### Problem
From the listing below, pull out the lines that hold "like".

** start Listing **

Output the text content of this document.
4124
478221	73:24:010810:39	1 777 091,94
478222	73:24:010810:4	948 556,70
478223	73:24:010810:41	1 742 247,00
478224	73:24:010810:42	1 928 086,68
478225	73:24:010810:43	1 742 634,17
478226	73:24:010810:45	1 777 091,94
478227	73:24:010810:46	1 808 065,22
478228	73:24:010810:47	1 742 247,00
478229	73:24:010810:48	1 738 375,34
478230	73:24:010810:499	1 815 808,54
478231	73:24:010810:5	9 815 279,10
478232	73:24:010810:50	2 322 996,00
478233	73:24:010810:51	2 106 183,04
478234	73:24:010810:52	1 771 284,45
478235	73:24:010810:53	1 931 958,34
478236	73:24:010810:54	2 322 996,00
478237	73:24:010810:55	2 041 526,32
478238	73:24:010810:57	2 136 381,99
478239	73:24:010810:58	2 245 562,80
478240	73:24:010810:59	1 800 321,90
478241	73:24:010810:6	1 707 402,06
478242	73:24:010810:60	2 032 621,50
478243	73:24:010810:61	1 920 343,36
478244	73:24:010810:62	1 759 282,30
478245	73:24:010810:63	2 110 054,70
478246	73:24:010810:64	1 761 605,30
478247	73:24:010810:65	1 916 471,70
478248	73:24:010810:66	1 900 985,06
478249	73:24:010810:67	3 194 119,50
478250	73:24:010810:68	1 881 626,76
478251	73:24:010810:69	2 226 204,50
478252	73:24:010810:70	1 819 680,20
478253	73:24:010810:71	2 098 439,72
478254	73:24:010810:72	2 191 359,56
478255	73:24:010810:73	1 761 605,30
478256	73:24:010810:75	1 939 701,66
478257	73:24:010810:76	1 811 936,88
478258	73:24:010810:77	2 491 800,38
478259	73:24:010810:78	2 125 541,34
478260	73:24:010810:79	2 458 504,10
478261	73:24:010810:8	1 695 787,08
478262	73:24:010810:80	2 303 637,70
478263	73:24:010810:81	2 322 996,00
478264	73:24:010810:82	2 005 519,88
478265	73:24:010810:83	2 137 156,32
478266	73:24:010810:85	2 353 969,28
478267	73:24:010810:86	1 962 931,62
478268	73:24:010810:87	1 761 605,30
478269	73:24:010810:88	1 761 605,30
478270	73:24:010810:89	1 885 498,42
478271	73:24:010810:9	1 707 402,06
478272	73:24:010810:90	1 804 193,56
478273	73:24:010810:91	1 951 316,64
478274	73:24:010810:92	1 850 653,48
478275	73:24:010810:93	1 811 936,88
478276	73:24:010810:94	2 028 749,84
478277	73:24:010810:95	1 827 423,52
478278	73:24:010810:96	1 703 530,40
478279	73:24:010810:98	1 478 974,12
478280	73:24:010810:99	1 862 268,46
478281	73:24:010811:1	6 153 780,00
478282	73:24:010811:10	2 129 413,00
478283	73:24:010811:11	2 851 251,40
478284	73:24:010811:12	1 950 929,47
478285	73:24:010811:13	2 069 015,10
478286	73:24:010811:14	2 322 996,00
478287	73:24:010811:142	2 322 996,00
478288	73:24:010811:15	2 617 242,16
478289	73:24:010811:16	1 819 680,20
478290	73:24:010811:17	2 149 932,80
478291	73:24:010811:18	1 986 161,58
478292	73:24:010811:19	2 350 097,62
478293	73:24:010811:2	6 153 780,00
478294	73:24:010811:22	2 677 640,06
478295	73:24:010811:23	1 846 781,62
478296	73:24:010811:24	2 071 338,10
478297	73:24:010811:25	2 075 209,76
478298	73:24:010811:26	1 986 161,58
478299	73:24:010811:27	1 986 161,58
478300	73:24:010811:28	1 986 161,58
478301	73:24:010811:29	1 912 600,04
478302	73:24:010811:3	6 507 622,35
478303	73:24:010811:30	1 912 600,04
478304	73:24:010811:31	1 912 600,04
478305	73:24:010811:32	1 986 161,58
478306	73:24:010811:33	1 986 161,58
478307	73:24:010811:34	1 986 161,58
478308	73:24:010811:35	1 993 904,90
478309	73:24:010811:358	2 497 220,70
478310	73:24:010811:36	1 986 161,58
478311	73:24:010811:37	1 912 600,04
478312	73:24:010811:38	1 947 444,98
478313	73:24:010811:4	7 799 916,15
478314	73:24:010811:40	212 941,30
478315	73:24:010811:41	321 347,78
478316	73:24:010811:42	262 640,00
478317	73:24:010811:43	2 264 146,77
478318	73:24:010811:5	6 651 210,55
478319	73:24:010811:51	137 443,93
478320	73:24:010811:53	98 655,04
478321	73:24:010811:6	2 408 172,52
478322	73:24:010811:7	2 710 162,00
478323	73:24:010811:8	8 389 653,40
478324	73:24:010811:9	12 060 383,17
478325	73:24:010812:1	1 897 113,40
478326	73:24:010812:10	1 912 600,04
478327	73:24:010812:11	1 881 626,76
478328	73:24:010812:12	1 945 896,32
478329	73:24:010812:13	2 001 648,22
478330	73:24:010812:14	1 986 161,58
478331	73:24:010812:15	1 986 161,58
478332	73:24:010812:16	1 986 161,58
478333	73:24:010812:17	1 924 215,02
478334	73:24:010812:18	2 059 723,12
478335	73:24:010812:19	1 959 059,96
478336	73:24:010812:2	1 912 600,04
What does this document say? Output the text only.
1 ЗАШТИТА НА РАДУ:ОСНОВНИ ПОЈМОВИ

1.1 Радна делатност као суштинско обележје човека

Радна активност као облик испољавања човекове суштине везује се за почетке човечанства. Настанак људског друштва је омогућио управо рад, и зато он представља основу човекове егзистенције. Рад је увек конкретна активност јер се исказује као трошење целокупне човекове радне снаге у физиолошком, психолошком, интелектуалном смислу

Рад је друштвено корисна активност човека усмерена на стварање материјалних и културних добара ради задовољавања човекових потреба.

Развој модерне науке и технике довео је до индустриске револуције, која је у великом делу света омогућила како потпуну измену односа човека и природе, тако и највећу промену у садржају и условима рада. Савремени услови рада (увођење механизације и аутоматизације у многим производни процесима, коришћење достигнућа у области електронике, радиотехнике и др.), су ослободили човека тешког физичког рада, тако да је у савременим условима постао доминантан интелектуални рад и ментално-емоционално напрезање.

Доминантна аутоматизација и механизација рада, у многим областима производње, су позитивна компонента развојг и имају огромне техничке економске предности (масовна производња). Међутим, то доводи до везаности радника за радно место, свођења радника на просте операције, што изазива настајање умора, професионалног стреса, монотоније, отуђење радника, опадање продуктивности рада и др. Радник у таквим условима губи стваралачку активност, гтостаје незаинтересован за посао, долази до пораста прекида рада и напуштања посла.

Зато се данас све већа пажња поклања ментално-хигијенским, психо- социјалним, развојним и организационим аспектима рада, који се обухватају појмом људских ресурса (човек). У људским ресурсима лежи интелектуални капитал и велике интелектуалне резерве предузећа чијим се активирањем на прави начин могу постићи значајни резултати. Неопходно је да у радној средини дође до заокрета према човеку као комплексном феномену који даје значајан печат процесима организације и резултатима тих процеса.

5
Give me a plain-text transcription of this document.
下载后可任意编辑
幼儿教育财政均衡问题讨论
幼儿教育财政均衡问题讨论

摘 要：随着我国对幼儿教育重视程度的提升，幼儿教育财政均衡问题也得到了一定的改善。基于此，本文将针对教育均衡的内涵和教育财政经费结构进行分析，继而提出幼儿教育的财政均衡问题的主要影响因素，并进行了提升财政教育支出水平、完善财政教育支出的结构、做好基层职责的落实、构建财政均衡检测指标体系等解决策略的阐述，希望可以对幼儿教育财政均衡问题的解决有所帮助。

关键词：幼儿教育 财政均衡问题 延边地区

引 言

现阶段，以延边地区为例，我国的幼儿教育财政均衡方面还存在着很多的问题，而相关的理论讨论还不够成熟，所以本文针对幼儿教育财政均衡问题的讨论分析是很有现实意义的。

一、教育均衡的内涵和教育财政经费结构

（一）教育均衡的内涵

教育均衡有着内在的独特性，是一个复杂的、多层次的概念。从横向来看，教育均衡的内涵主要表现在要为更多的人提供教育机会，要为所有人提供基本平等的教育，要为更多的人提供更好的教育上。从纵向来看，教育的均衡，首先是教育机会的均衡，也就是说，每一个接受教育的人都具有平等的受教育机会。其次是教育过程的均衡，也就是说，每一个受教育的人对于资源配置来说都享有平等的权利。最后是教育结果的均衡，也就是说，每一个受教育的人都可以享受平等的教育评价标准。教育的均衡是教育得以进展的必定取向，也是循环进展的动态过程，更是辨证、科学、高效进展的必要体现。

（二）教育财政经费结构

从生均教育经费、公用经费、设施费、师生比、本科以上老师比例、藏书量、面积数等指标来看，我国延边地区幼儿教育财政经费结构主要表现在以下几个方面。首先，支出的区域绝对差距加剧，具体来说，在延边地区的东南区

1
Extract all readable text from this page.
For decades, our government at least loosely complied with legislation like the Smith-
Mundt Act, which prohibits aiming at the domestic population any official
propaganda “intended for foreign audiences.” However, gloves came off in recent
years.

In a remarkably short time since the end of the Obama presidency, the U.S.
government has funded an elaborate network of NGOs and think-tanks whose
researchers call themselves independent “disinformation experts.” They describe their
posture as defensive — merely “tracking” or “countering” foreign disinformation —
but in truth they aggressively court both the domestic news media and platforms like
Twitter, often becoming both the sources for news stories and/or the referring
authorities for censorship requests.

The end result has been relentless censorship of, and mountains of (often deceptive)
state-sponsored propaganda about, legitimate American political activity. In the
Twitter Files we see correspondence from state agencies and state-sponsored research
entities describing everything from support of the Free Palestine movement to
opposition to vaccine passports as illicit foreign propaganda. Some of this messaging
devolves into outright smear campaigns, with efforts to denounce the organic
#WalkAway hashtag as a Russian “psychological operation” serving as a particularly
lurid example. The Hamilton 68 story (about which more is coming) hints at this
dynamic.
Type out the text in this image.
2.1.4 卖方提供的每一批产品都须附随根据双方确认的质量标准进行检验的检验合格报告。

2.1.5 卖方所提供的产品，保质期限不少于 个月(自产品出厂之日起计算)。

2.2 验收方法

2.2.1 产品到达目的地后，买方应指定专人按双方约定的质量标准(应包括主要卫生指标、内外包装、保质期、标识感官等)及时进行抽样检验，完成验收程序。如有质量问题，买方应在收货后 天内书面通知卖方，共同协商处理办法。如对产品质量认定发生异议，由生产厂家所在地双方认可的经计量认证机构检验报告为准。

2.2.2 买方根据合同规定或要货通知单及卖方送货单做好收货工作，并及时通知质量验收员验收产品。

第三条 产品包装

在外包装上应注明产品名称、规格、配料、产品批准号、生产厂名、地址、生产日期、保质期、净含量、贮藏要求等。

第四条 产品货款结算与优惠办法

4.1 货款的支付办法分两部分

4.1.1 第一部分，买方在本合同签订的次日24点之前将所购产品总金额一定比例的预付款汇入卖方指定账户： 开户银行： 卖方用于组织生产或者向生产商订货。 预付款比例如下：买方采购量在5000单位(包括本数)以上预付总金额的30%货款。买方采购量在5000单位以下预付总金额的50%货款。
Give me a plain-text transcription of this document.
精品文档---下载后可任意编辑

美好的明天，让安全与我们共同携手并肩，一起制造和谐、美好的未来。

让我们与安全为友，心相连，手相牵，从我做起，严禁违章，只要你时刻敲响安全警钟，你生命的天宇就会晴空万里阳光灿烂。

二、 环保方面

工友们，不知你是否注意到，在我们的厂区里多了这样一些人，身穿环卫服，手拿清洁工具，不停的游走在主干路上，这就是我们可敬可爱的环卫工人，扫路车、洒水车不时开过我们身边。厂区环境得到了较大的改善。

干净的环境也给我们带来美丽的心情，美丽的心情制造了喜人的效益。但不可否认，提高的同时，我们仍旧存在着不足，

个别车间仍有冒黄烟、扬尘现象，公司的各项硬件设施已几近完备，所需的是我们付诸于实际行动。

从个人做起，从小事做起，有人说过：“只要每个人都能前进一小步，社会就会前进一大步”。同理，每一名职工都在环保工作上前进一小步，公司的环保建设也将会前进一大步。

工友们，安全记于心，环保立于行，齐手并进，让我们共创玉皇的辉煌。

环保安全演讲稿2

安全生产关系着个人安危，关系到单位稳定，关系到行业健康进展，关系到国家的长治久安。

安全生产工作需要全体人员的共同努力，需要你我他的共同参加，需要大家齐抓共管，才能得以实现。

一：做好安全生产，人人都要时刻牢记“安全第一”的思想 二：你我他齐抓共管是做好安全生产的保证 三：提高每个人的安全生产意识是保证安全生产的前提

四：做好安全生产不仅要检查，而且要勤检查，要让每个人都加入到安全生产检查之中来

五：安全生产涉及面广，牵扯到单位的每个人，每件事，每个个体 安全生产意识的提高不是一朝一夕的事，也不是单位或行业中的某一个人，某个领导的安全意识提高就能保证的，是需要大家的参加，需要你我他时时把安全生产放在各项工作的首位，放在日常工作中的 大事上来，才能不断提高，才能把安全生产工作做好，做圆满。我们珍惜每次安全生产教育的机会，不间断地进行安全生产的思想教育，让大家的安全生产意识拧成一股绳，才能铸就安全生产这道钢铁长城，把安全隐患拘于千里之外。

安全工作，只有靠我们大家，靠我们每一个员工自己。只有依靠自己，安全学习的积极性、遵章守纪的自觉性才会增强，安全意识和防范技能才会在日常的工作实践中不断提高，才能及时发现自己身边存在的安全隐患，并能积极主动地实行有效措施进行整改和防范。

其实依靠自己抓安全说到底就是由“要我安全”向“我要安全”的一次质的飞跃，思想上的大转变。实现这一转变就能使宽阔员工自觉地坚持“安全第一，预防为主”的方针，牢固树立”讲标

** end Listing **

### The answer
For decades, our government at least loosely complied with legislation like the Smith-
but in truth they aggressively court both the domestic news media and platforms like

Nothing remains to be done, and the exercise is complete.